___ GIVEN DATA
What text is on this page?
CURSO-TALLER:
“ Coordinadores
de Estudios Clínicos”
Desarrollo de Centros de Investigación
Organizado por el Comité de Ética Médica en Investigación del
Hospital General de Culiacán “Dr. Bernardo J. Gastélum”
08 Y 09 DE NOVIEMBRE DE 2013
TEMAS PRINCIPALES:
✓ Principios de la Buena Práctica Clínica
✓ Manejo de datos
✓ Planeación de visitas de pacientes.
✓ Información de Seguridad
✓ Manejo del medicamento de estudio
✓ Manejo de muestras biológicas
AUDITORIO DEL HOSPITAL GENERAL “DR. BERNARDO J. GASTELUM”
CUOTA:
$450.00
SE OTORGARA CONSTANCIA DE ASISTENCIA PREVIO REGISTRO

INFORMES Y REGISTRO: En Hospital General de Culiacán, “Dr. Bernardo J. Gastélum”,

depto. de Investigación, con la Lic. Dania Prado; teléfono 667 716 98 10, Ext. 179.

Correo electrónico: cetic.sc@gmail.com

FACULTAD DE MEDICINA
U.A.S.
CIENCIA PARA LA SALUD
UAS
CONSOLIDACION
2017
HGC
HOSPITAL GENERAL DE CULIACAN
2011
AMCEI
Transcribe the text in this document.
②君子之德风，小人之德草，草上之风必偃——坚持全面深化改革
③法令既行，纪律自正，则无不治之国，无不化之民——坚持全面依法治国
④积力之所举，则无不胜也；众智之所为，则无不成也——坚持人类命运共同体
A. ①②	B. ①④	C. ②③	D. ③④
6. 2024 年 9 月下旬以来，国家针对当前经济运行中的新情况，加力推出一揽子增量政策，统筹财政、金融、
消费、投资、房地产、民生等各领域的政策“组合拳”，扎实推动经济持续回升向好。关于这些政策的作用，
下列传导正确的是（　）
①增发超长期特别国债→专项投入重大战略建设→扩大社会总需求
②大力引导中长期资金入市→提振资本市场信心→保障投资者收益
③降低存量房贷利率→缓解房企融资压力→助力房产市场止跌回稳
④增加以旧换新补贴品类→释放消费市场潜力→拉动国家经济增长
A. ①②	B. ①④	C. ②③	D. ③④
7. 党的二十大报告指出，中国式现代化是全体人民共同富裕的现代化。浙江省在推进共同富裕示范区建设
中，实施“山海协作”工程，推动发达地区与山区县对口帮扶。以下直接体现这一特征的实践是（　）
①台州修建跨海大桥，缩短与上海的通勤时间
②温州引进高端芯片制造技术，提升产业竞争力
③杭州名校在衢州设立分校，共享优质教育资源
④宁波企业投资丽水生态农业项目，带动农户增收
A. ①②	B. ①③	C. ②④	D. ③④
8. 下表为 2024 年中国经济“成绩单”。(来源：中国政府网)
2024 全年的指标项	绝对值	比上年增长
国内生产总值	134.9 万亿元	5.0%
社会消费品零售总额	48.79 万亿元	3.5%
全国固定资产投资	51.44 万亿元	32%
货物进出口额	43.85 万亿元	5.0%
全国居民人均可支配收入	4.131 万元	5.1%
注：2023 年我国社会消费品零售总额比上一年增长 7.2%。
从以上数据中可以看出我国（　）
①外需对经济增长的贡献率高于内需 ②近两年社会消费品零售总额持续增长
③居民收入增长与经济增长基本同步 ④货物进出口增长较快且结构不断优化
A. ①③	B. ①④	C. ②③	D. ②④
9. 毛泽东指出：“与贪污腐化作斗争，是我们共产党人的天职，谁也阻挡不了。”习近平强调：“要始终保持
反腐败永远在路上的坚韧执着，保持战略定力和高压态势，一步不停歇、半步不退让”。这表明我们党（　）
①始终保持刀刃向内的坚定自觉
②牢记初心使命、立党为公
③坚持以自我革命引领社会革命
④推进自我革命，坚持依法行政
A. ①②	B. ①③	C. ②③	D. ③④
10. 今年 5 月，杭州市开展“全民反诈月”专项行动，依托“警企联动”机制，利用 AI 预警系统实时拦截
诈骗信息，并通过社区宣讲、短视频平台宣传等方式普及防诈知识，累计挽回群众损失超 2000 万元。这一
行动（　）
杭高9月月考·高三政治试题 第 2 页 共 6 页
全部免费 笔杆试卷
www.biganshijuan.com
______
**GIVEN PROBLEM**
The records above are to be copied in full, exactly as written.

**RESPONSE**
What text is on this page?
CURSO-TALLER:
“ Coordinadores
de Estudios Clínicos”
Desarrollo de Centros de Investigación
Organizado por el Comité de Ética Médica en Investigación del
Hospital General de Culiacán “Dr. Bernardo J. Gastélum”
08 Y 09 DE NOVIEMBRE DE 2013
TEMAS PRINCIPALES:
✓ Principios de la Buena Práctica Clínica
✓ Manejo de datos
✓ Planeación de visitas de pacientes.
✓ Información de Seguridad
✓ Manejo del medicamento de estudio
✓ Manejo de muestras biológicas
AUDITORIO DEL HOSPITAL GENERAL “DR. BERNARDO J. GASTELUM”
CUOTA:
$450.00
SE OTORGARA CONSTANCIA DE ASISTENCIA PREVIO REGISTRO

INFORMES Y REGISTRO: En Hospital General de Culiacán, “Dr. Bernardo J. Gastélum”,

depto. de Investigación, con la Lic. Dania Prado; teléfono 667 716 98 10, Ext. 179.

Correo electrónico: cetic.sc@gmail.com

FACULTAD DE MEDICINA
U.A.S.
CIENCIA PARA LA SALUD
UAS
CONSOLIDACION
2017
HGC
HOSPITAL GENERAL DE CULIACAN
2011
AMCEI
Transcribe the text in this document.
②君子之德风，小人之德草，草上之风必偃——坚持全面深化改革
③法令既行，纪律自正，则无不治之国，无不化之民——坚持全面依法治国
④积力之所举，则无不胜也；众智之所为，则无不成也——坚持人类命运共同体
A. ①②	B. ①④	C. ②③	D. ③④
6. 2024 年 9 月下旬以来，国家针对当前经济运行中的新情况，加力推出一揽子增量政策，统筹财政、金融、
消费、投资、房地产、民生等各领域的政策“组合拳”，扎实推动经济持续回升向好。关于这些政策的作用，
下列传导正确的是（　）
①增发超长期特别国债→专项投入重大战略建设→扩大社会总需求
②大力引导中长期资金入市→提振资本市场信心→保障投资者收益
③降低存量房贷利率→缓解房企融资压力→助力房产市场止跌回稳
④增加以旧换新补贴品类→释放消费市场潜力→拉动国家经济增长
A. ①②	B. ①④	C. ②③	D. ③④
7. 党的二十大报告指出，中国式现代化是全体人民共同富裕的现代化。浙江省在推进共同富裕示范区建设
中，实施“山海协作”工程，推动发达地区与山区县对口帮扶。以下直接体现这一特征的实践是（　）
①台州修建跨海大桥，缩短与上海的通勤时间
②温州引进高端芯片制造技术，提升产业竞争力
③杭州名校在衢州设立分校，共享优质教育资源
④宁波企业投资丽水生态农业项目，带动农户增收
A. ①②	B. ①③	C. ②④	D. ③④
8. 下表为 2024 年中国经济“成绩单”。(来源：中国政府网)
2024 全年的指标项	绝对值	比上年增长
国内生产总值	134.9 万亿元	5.0%
社会消费品零售总额	48.79 万亿元	3.5%
全国固定资产投资	51.44 万亿元	32%
货物进出口额	43.85 万亿元	5.0%
全国居民人均可支配收入	4.131 万元	5.1%
注：2023 年我国社会消费品零售总额比上一年增长 7.2%。
从以上数据中可以看出我国（　）
①外需对经济增长的贡献率高于内需 ②近两年社会消费品零售总额持续增长
③居民收入增长与经济增长基本同步 ④货物进出口增长较快且结构不断优化
A. ①③	B. ①④	C. ②③	D. ②④
9. 毛泽东指出：“与贪污腐化作斗争，是我们共产党人的天职，谁也阻挡不了。”习近平强调：“要始终保持
反腐败永远在路上的坚韧执着，保持战略定力和高压态势，一步不停歇、半步不退让”。这表明我们党（　）
①始终保持刀刃向内的坚定自觉
②牢记初心使命、立党为公
③坚持以自我革命引领社会革命
④推进自我革命，坚持依法行政
A. ①②	B. ①③	C. ②③	D. ③④
10. 今年 5 月，杭州市开展“全民反诈月”专项行动，依托“警企联动”机制，利用 AI 预警系统实时拦截
诈骗信息，并通过社区宣讲、短视频平台宣传等方式普及防诈知识，累计挽回群众损失超 2000 万元。这一
行动（　）
杭高9月月考·高三政治试题 第 2 页 共 6 页
全部免费 笔杆试卷
www.biganshijuan.com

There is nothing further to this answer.